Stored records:

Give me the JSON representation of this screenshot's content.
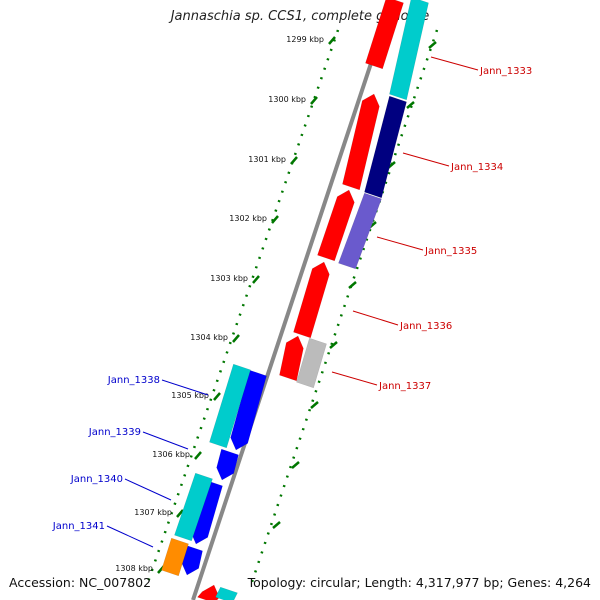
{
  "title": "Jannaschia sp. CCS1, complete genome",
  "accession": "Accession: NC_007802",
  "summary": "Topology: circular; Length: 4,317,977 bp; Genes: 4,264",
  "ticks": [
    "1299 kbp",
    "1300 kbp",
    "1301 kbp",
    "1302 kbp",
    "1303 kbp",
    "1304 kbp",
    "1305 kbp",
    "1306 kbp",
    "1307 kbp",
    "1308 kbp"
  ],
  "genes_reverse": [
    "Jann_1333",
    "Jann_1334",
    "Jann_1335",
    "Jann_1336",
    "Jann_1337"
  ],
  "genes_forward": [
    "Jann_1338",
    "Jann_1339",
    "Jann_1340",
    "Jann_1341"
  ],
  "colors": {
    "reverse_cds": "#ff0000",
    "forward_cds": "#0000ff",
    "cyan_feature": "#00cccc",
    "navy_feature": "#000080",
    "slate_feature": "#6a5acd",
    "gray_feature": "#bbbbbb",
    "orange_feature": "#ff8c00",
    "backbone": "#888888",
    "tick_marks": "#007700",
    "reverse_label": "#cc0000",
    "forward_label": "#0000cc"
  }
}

==

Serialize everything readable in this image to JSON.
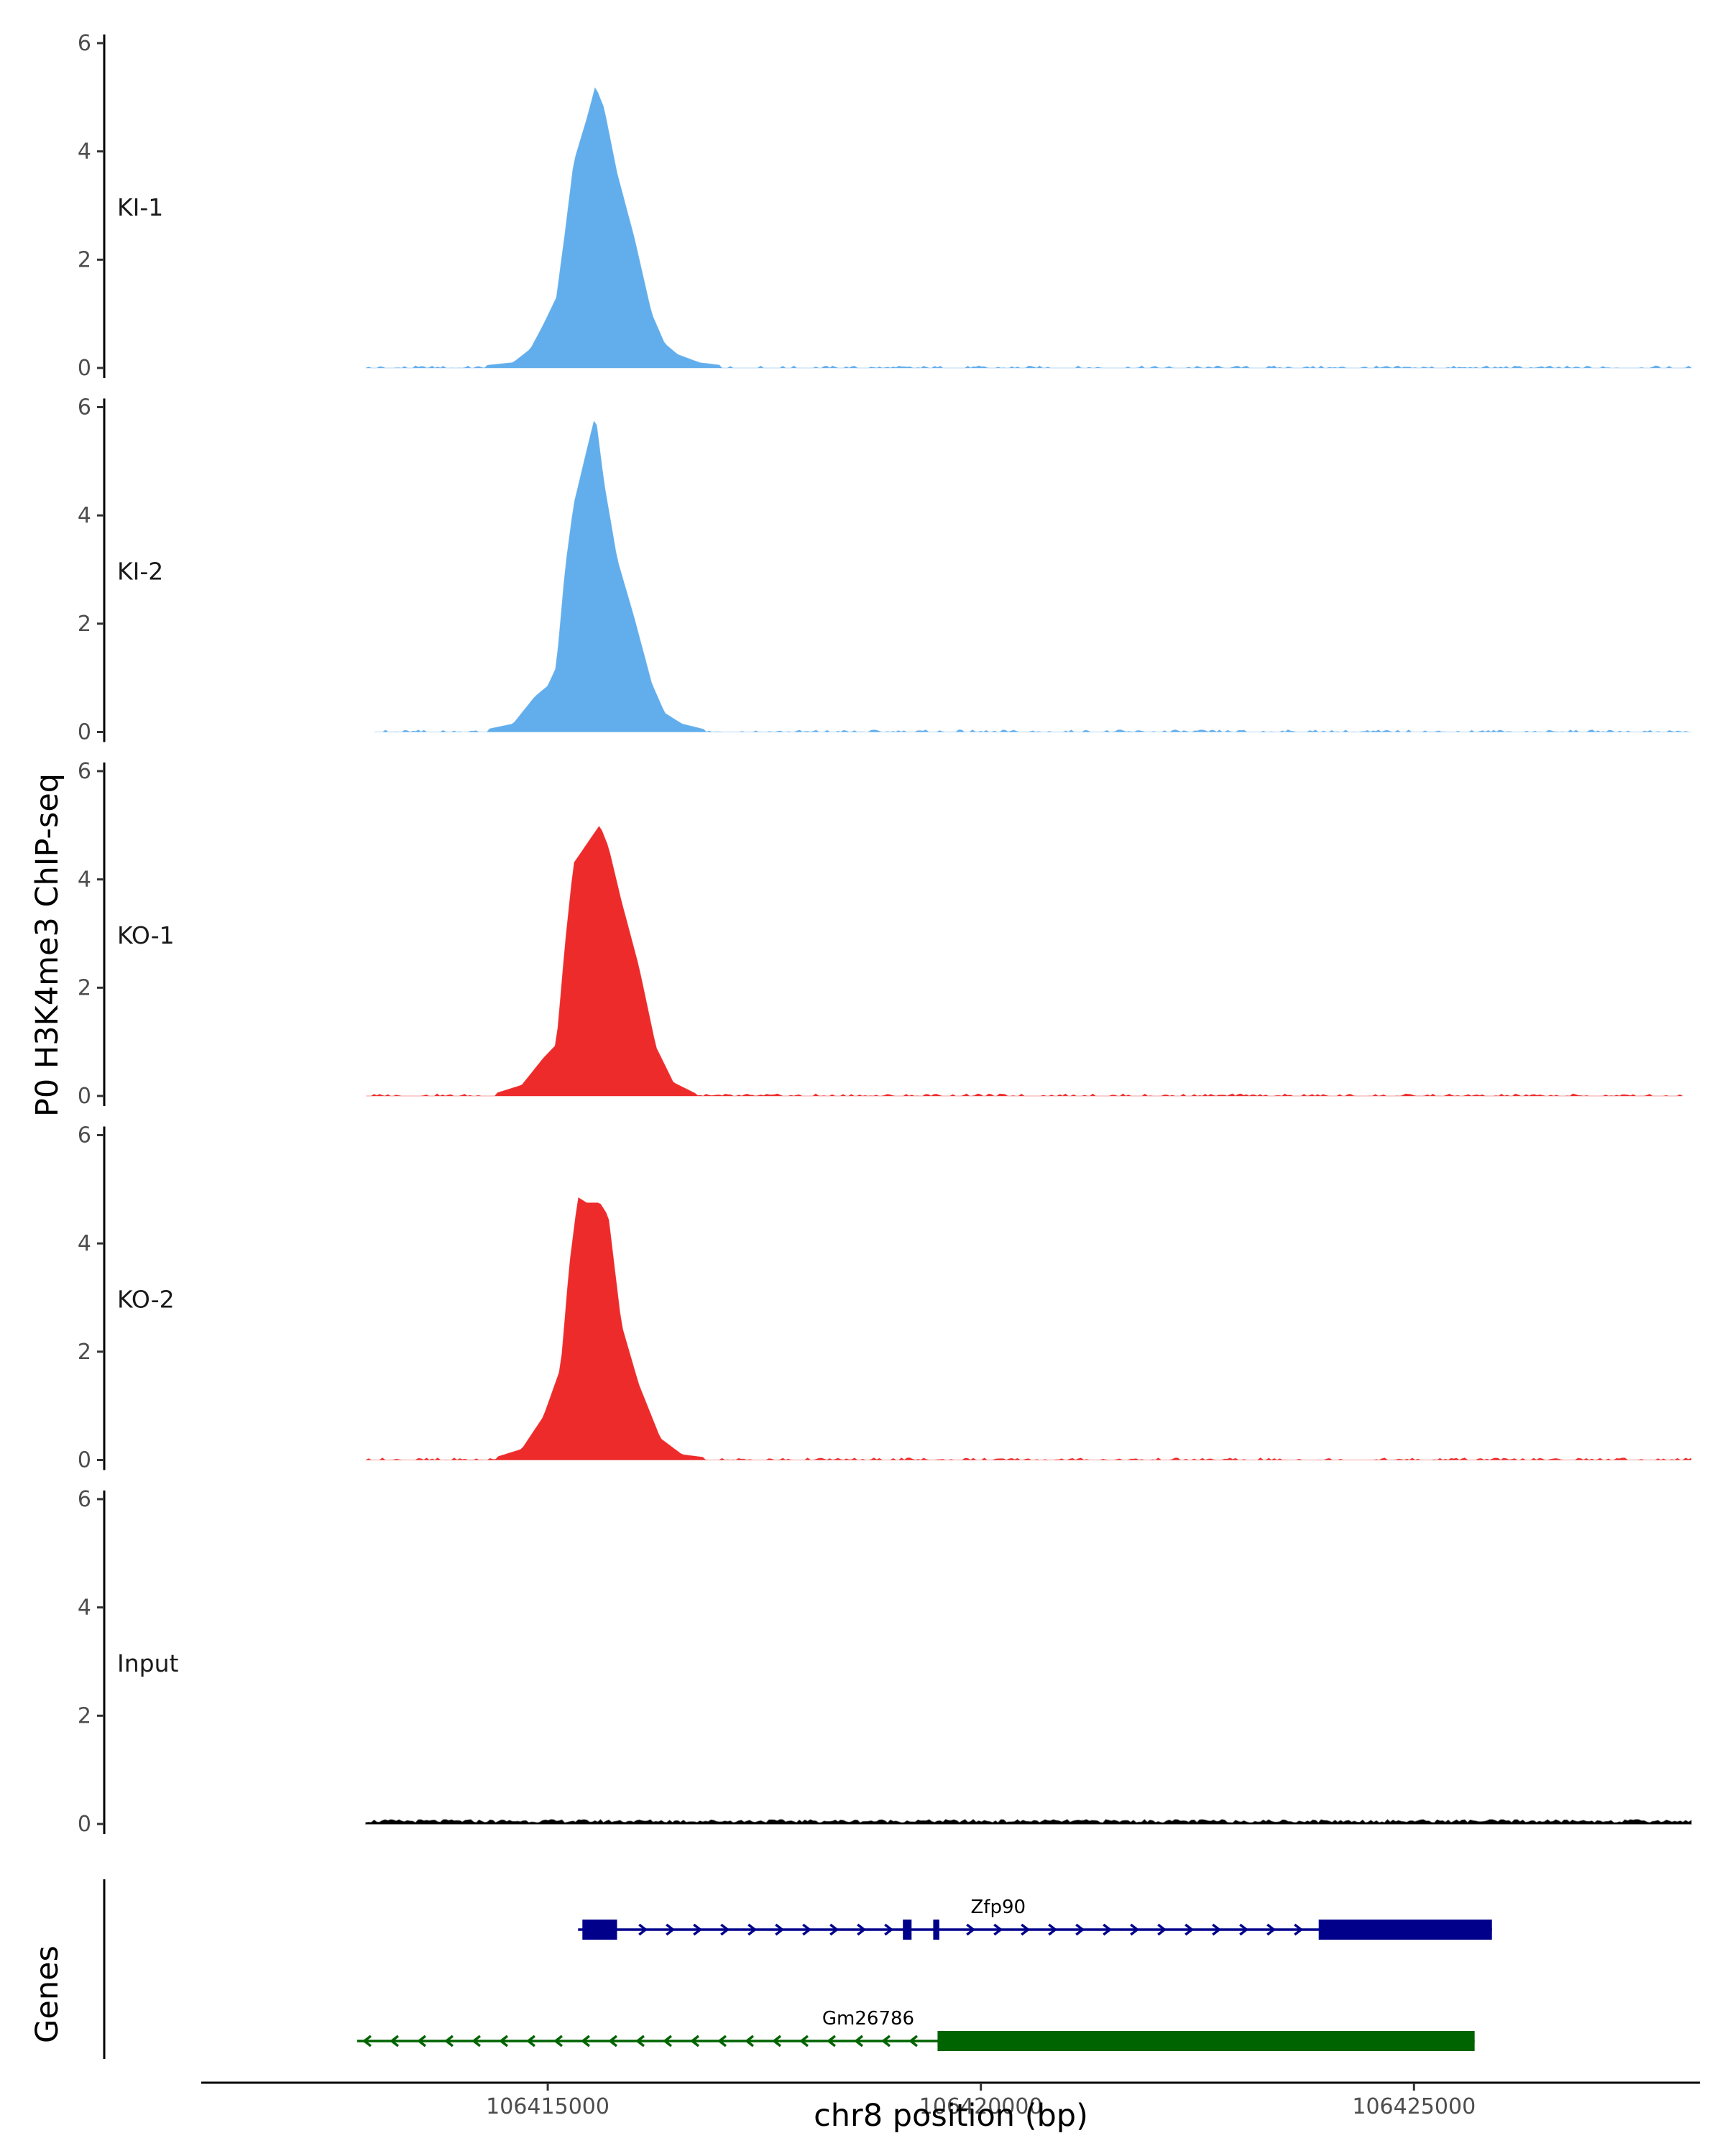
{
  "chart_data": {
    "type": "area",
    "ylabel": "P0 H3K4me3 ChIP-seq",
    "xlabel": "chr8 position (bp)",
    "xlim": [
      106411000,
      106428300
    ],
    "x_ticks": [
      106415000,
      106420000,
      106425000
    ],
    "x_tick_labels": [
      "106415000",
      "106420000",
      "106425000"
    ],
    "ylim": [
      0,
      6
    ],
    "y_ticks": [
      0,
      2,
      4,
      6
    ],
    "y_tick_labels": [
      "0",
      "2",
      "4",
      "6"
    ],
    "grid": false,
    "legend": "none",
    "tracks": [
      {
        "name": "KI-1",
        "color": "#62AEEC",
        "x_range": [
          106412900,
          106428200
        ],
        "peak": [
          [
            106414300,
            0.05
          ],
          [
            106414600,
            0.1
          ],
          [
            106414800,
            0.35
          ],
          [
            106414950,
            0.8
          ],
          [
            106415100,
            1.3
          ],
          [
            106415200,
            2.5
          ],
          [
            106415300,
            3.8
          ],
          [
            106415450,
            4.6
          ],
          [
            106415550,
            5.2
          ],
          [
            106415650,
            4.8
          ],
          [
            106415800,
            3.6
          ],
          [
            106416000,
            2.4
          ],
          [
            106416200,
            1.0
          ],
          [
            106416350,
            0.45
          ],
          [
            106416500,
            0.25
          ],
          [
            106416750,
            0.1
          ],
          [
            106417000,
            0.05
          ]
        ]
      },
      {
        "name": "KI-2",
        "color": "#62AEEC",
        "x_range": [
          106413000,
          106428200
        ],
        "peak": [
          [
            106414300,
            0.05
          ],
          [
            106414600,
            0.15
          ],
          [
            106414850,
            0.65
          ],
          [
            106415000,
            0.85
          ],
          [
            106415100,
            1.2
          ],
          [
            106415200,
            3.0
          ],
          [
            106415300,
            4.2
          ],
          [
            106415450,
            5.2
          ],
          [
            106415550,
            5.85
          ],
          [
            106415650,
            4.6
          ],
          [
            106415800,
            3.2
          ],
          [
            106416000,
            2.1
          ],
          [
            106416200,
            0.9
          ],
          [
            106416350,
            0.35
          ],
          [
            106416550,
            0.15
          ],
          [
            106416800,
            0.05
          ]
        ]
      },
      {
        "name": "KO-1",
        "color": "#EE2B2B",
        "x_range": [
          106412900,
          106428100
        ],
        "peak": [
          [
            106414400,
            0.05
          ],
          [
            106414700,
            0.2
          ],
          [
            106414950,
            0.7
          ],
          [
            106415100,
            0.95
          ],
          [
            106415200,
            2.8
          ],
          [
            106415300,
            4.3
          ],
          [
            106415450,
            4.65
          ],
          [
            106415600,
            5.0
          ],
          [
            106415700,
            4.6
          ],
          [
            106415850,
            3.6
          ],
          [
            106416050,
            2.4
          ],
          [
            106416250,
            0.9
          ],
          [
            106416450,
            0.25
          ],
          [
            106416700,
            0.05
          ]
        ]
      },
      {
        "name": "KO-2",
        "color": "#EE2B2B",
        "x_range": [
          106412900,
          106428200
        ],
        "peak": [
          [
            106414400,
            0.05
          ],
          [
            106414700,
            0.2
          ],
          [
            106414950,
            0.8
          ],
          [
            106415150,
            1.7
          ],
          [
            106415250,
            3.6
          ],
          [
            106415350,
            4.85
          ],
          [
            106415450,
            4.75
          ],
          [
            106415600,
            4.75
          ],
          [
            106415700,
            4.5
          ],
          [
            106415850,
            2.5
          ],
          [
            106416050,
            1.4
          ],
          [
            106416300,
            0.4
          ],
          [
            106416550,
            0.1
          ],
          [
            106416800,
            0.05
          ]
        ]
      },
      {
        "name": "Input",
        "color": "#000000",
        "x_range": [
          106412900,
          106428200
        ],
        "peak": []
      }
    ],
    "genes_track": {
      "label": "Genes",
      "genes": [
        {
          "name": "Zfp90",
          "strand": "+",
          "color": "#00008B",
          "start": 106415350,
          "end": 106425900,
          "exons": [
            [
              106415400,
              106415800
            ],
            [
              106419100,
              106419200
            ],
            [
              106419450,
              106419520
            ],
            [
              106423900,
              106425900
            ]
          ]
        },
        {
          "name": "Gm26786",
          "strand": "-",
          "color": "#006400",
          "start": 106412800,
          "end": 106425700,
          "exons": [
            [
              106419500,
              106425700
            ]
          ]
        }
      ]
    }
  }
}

TASK: Find each line in the data above with the word "this", then copy it.

RESPONSE:
Give me the JSON representation of this screenshot's content.
Serialize everything readable in this image to JSON.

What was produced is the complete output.